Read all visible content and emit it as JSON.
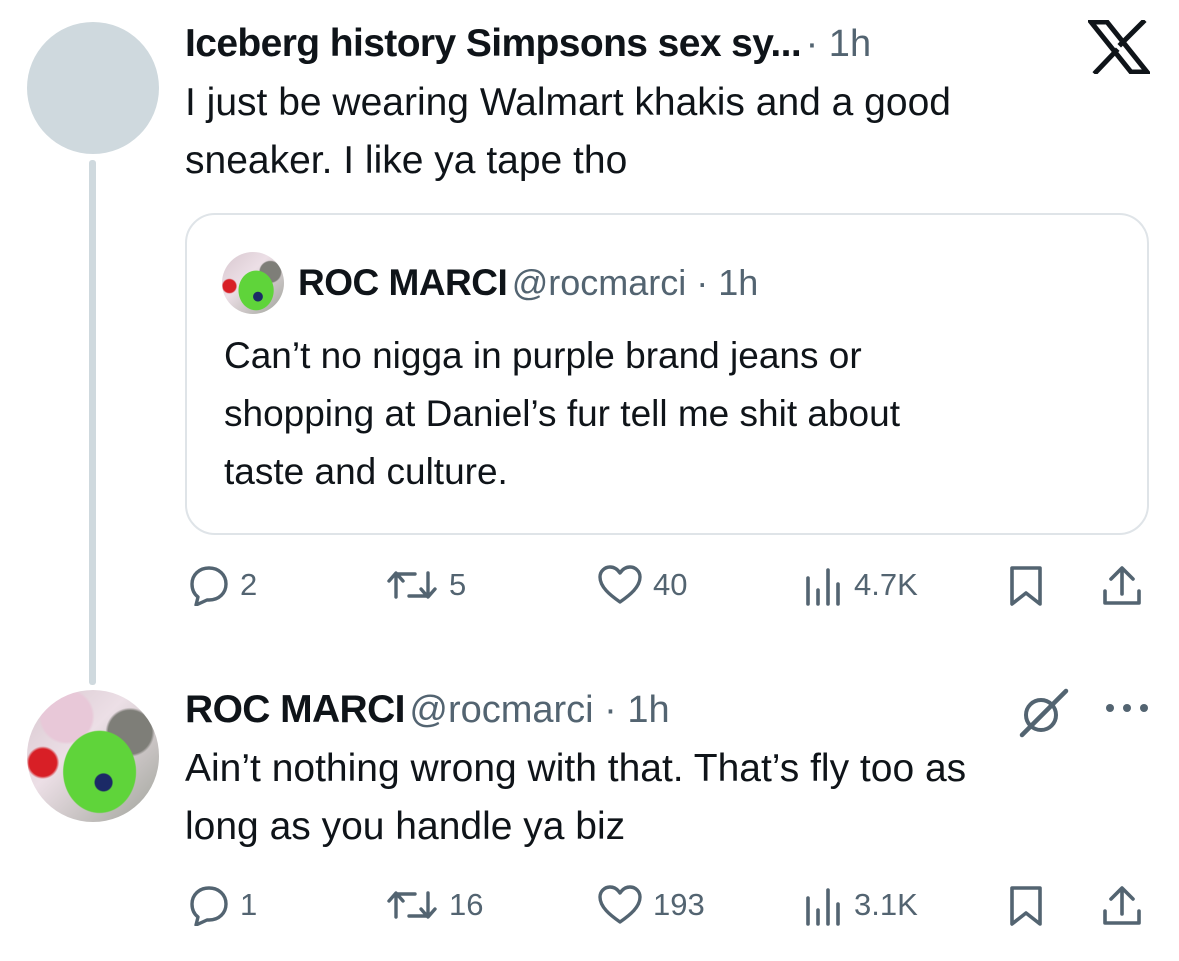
{
  "tweet1": {
    "display_name": "Iceberg history Simpsons sex sy...",
    "meta": "· 1h",
    "text_line1": "I just be wearing Walmart khakis and a good",
    "text_line2": "sneaker. I like ya tape tho",
    "logo": "x-logo-icon",
    "quote": {
      "display_name": "ROC MARCI",
      "meta": "@rocmarci · 1h",
      "text_line1": "Can’t no nigga in purple brand jeans or",
      "text_line2": "shopping at Daniel’s fur tell me shit about",
      "text_line3": "taste and culture."
    },
    "actions": {
      "replies": "2",
      "reposts": "5",
      "likes": "40",
      "views": "4.7K"
    }
  },
  "tweet2": {
    "display_name": "ROC MARCI",
    "meta": "@rocmarci · 1h",
    "text_line1": "Ain’t nothing wrong with that. That’s fly too as",
    "text_line2": "long as you handle ya biz",
    "actions": {
      "replies": "1",
      "reposts": "16",
      "likes": "193",
      "views": "3.1K"
    }
  },
  "colors": {
    "text": "#0f1419",
    "secondary": "#536471",
    "border": "#dfe4e8",
    "line": "#cfd9de"
  }
}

· · · ·

__Short task__
Go through the records and gather the lines that hold "meta".

__Task result__
    "meta": "· 1h",
      "meta": "@rocmarci · 1h",
    "meta": "@rocmarci · 1h",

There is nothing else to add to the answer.